[Start Excerpted data]

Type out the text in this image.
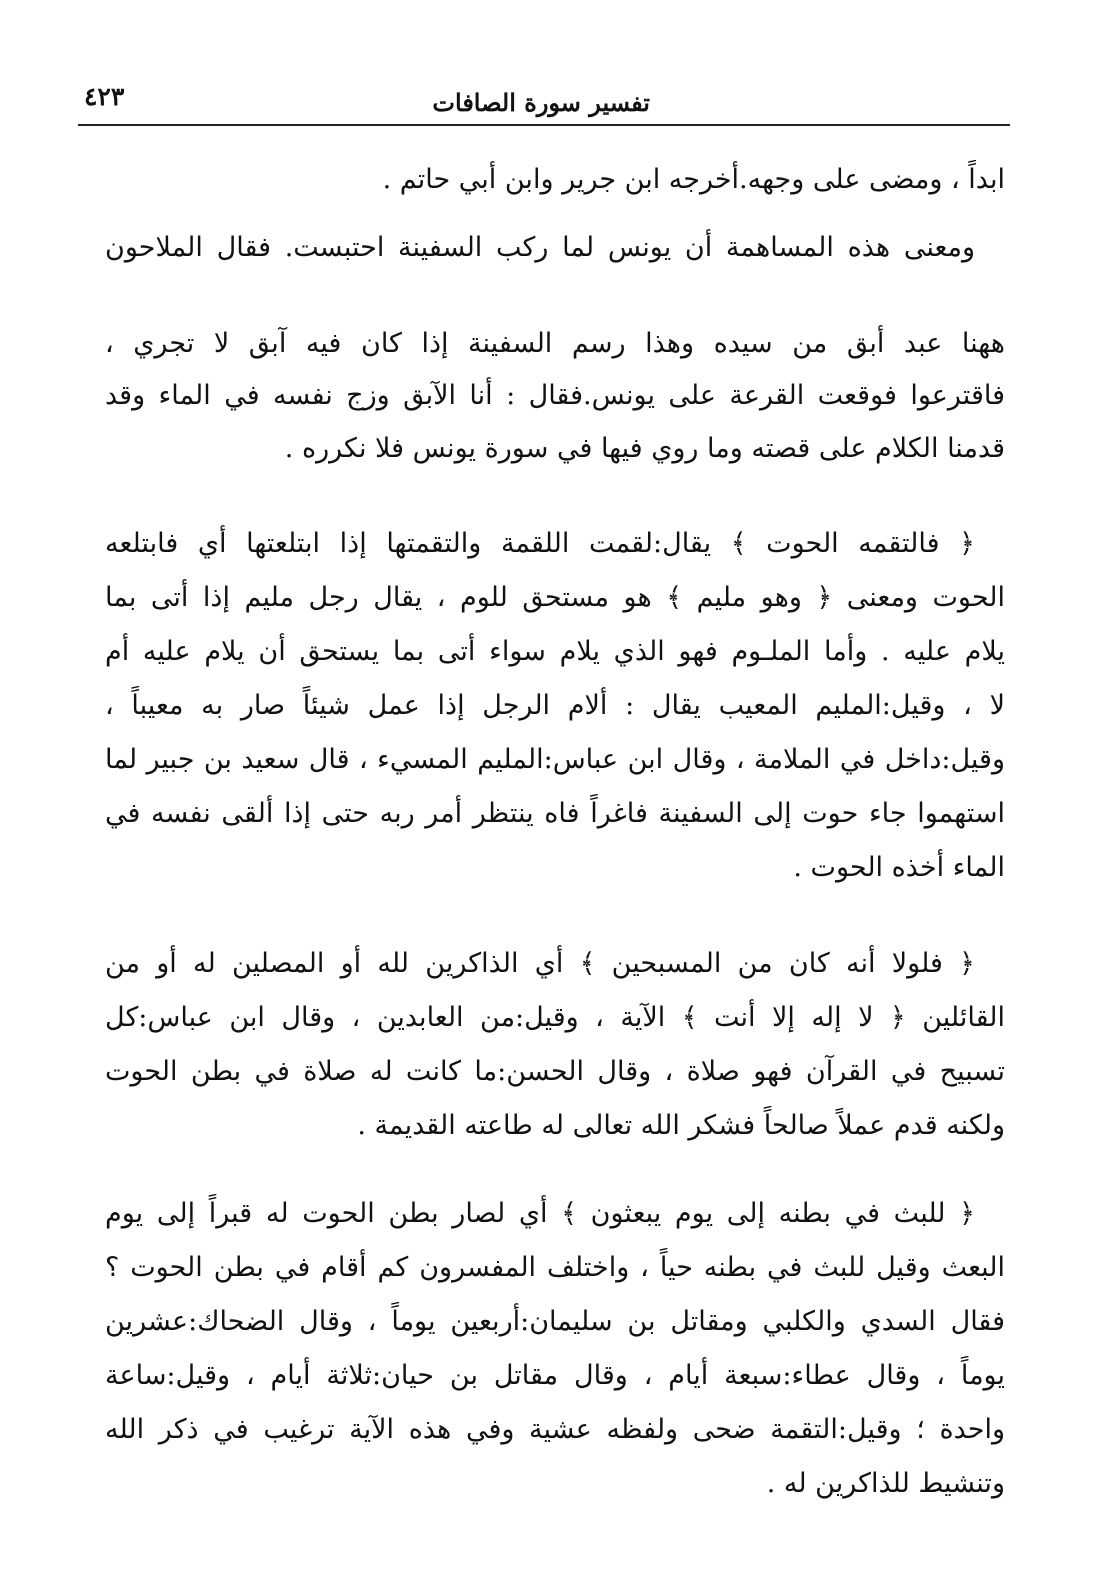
تفسير سورة الصافات
٤٢٣
ابداً ، ومضى على وجهه.أخرجه ابن جرير وابن أبي حاتم .
ومعنى هذه المساهمة أن يونس لما ركب السفينة احتبست. فقال الملاحون
ههنا عبد أبق من سيده وهذا رسم السفينة إذا كان فيه آبق لا تجري ،
فاقترعوا فوقعت القرعة على يونس.فقال : أنا الآبق وزج نفسه في الماء وقد
قدمنا الكلام على قصته وما روي فيها في سورة يونس فلا نكرره .
﴿ فالتقمه الحوت ﴾ يقال:لقمت اللقمة والتقمتها إذا ابتلعتها أي فابتلعه
الحوت ومعنى ﴿ وهو مليم ﴾ هو مستحق للوم ، يقال رجل مليم إذا أتى بما
يلام عليه . وأما الملـوم فهو الذي يلام سواء أتى بما يستحق أن يلام عليه أم
لا ، وقيل:المليم المعيب يقال : ألام الرجل إذا عمل شيئاً صار به معيباً ،
وقيل:داخل في الملامة ، وقال ابن عباس:المليم المسيء ، قال سعيد بن جبير لما
استهموا جاء حوت إلى السفينة فاغراً فاه ينتظر أمر ربه حتى إذا ألقى نفسه في
الماء أخذه الحوت .
﴿ فلولا أنه كان من المسبحين ﴾ أي الذاكرين لله أو المصلين له أو من
القائلين ﴿ لا إله إلا أنت ﴾ الآية ، وقيل:من العابدين ، وقال ابن عباس:كل
تسبيح في القرآن فهو صلاة ، وقال الحسن:ما كانت له صلاة في بطن الحوت
ولكنه قدم عملاً صالحاً فشكر الله تعالى له طاعته القديمة .
﴿ للبث في بطنه إلى يوم يبعثون ﴾ أي لصار بطن الحوت له قبراً إلى يوم
البعث وقيل للبث في بطنه حياً ، واختلف المفسرون كم أقام في بطن الحوت ؟
فقال السدي والكلبي ومقاتل بن سليمان:أربعين يوماً ، وقال الضحاك:عشرين
يوماً ، وقال عطاء:سبعة أيام ، وقال مقاتل بن حيان:ثلاثة أيام ، وقيل:ساعة
واحدة ؛ وقيل:التقمة ضحى ولفظه عشية وفي هذه الآية ترغيب في ذكر الله
وتنشيط للذاكرين له .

[End Excerpted data]

-- Short problem --
Pictures in the data above should not be copied; transcribe everything else exactly.

-- Result --
Type out the text in this image.
تفسير سورة الصافات
٤٢٣
ابداً ، ومضى على وجهه.أخرجه ابن جرير وابن أبي حاتم .
ومعنى هذه المساهمة أن يونس لما ركب السفينة احتبست. فقال الملاحون
ههنا عبد أبق من سيده وهذا رسم السفينة إذا كان فيه آبق لا تجري ،
فاقترعوا فوقعت القرعة على يونس.فقال : أنا الآبق وزج نفسه في الماء وقد
قدمنا الكلام على قصته وما روي فيها في سورة يونس فلا نكرره .
﴿ فالتقمه الحوت ﴾ يقال:لقمت اللقمة والتقمتها إذا ابتلعتها أي فابتلعه
الحوت ومعنى ﴿ وهو مليم ﴾ هو مستحق للوم ، يقال رجل مليم إذا أتى بما
يلام عليه . وأما الملـوم فهو الذي يلام سواء أتى بما يستحق أن يلام عليه أم
لا ، وقيل:المليم المعيب يقال : ألام الرجل إذا عمل شيئاً صار به معيباً ،
وقيل:داخل في الملامة ، وقال ابن عباس:المليم المسيء ، قال سعيد بن جبير لما
استهموا جاء حوت إلى السفينة فاغراً فاه ينتظر أمر ربه حتى إذا ألقى نفسه في
الماء أخذه الحوت .
﴿ فلولا أنه كان من المسبحين ﴾ أي الذاكرين لله أو المصلين له أو من
القائلين ﴿ لا إله إلا أنت ﴾ الآية ، وقيل:من العابدين ، وقال ابن عباس:كل
تسبيح في القرآن فهو صلاة ، وقال الحسن:ما كانت له صلاة في بطن الحوت
ولكنه قدم عملاً صالحاً فشكر الله تعالى له طاعته القديمة .
﴿ للبث في بطنه إلى يوم يبعثون ﴾ أي لصار بطن الحوت له قبراً إلى يوم
البعث وقيل للبث في بطنه حياً ، واختلف المفسرون كم أقام في بطن الحوت ؟
فقال السدي والكلبي ومقاتل بن سليمان:أربعين يوماً ، وقال الضحاك:عشرين
يوماً ، وقال عطاء:سبعة أيام ، وقال مقاتل بن حيان:ثلاثة أيام ، وقيل:ساعة
واحدة ؛ وقيل:التقمة ضحى ولفظه عشية وفي هذه الآية ترغيب في ذكر الله
وتنشيط للذاكرين له .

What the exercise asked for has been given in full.